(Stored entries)

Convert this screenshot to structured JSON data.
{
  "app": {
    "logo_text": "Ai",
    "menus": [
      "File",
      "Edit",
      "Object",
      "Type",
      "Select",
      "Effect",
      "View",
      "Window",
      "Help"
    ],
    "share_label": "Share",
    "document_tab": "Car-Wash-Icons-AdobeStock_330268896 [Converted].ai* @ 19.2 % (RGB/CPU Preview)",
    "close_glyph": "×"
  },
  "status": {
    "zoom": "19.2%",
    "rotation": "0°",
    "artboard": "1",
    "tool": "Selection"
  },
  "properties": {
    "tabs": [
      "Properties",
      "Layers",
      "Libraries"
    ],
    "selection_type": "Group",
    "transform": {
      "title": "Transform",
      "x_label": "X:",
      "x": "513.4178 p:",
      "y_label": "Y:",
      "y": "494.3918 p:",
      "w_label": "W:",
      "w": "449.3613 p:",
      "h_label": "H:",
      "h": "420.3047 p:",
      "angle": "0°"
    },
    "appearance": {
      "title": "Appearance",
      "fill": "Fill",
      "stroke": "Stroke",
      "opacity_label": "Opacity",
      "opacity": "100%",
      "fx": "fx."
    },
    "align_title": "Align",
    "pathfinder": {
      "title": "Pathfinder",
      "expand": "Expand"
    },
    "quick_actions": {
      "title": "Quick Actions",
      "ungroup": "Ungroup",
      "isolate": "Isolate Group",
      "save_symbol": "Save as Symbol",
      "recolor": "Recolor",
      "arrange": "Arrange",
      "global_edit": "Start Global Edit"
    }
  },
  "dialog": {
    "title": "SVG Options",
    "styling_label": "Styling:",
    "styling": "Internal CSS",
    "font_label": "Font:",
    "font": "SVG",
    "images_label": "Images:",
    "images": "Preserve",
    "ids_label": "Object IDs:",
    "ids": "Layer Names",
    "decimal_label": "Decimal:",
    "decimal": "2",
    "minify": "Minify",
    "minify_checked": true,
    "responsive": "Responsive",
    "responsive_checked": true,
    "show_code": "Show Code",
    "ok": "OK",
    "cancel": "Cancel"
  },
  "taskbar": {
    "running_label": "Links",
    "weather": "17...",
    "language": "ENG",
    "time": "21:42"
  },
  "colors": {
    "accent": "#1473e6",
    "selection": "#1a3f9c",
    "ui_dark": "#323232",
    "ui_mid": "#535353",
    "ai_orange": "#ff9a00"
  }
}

• _The request_
Repeat every record exactly as written, please.

• _Solution for this problem_
Convert this screenshot to structured JSON data.
{
  "app": {
    "logo_text": "Ai",
    "menus": [
      "File",
      "Edit",
      "Object",
      "Type",
      "Select",
      "Effect",
      "View",
      "Window",
      "Help"
    ],
    "share_label": "Share",
    "document_tab": "Car-Wash-Icons-AdobeStock_330268896 [Converted].ai* @ 19.2 % (RGB/CPU Preview)",
    "close_glyph": "×"
  },
  "status": {
    "zoom": "19.2%",
    "rotation": "0°",
    "artboard": "1",
    "tool": "Selection"
  },
  "properties": {
    "tabs": [
      "Properties",
      "Layers",
      "Libraries"
    ],
    "selection_type": "Group",
    "transform": {
      "title": "Transform",
      "x_label": "X:",
      "x": "513.4178 p:",
      "y_label": "Y:",
      "y": "494.3918 p:",
      "w_label": "W:",
      "w": "449.3613 p:",
      "h_label": "H:",
      "h": "420.3047 p:",
      "angle": "0°"
    },
    "appearance": {
      "title": "Appearance",
      "fill": "Fill",
      "stroke": "Stroke",
      "opacity_label": "Opacity",
      "opacity": "100%",
      "fx": "fx."
    },
    "align_title": "Align",
    "pathfinder": {
      "title": "Pathfinder",
      "expand": "Expand"
    },
    "quick_actions": {
      "title": "Quick Actions",
      "ungroup": "Ungroup",
      "isolate": "Isolate Group",
      "save_symbol": "Save as Symbol",
      "recolor": "Recolor",
      "arrange": "Arrange",
      "global_edit": "Start Global Edit"
    }
  },
  "dialog": {
    "title": "SVG Options",
    "styling_label": "Styling:",
    "styling": "Internal CSS",
    "font_label": "Font:",
    "font": "SVG",
    "images_label": "Images:",
    "images": "Preserve",
    "ids_label": "Object IDs:",
    "ids": "Layer Names",
    "decimal_label": "Decimal:",
    "decimal": "2",
    "minify": "Minify",
    "minify_checked": true,
    "responsive": "Responsive",
    "responsive_checked": true,
    "show_code": "Show Code",
    "ok": "OK",
    "cancel": "Cancel"
  },
  "taskbar": {
    "running_label": "Links",
    "weather": "17...",
    "language": "ENG",
    "time": "21:42"
  },
  "colors": {
    "accent": "#1473e6",
    "selection": "#1a3f9c",
    "ui_dark": "#323232",
    "ui_mid": "#535353",
    "ai_orange": "#ff9a00"
  }
}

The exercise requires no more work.